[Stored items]
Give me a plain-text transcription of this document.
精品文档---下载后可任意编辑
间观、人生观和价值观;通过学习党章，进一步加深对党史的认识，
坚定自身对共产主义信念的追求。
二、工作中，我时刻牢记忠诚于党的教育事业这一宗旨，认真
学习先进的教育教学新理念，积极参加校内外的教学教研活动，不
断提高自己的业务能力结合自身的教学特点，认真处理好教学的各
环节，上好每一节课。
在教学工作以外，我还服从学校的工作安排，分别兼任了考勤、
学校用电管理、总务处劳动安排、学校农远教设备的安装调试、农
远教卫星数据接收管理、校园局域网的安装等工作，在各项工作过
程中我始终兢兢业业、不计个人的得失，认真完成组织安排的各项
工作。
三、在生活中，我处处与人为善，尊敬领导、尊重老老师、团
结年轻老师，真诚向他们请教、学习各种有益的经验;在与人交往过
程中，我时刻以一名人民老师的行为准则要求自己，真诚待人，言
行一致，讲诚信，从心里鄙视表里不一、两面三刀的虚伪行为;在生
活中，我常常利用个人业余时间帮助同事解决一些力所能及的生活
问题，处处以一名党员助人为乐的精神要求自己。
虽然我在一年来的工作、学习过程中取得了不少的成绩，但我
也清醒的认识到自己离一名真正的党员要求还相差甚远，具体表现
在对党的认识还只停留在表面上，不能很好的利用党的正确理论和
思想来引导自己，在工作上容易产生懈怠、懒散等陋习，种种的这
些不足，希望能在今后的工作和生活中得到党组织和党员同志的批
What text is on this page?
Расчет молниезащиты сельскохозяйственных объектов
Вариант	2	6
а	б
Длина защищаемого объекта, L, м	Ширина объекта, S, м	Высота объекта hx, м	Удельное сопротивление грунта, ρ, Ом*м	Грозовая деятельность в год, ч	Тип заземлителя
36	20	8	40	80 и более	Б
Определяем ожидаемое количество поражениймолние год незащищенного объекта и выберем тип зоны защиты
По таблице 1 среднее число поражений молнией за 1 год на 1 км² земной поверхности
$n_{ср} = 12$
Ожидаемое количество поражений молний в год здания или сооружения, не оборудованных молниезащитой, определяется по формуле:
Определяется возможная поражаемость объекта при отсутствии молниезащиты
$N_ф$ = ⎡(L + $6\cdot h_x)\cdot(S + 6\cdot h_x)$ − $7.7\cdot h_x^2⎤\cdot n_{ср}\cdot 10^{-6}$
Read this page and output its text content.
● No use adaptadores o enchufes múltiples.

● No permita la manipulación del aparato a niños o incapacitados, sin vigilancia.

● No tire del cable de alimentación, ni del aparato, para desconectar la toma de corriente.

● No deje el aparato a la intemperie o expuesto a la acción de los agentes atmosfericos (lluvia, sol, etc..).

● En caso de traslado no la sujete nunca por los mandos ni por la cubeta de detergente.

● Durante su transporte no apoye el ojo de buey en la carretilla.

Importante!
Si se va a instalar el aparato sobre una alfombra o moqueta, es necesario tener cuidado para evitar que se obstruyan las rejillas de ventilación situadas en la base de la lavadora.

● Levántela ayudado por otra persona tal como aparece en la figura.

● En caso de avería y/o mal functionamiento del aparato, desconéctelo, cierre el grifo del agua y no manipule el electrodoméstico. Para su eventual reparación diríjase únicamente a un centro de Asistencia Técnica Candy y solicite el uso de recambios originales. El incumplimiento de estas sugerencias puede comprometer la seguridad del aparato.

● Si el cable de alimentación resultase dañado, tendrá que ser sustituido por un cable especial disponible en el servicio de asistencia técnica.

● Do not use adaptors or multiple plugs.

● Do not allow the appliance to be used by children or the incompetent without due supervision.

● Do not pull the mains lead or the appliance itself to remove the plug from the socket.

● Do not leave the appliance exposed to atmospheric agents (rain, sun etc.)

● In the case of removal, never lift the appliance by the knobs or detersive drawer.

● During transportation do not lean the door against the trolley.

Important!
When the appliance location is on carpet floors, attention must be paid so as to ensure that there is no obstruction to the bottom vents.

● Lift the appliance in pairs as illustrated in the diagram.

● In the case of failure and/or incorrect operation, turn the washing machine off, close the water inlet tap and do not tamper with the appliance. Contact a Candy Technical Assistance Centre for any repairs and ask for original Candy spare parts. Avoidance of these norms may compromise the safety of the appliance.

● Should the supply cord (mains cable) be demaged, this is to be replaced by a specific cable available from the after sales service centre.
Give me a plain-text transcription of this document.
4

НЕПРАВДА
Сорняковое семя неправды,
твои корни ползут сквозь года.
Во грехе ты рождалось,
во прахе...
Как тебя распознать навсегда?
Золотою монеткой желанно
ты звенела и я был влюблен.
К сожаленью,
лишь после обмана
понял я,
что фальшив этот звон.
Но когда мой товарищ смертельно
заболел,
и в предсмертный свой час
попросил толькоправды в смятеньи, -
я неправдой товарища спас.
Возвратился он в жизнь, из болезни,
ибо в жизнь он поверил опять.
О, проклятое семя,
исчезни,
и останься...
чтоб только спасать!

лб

Problem description: Filter the entries and copy out every line with the word "alimentación".

Written solution:
● No tire del cable de alimentación, ni del aparato, para desconectar la toma de corriente.
● Si el cable de alimentación resultase dañado, tendrá que ser sustituido por un cable especial disponible en el servicio de asistencia técnica.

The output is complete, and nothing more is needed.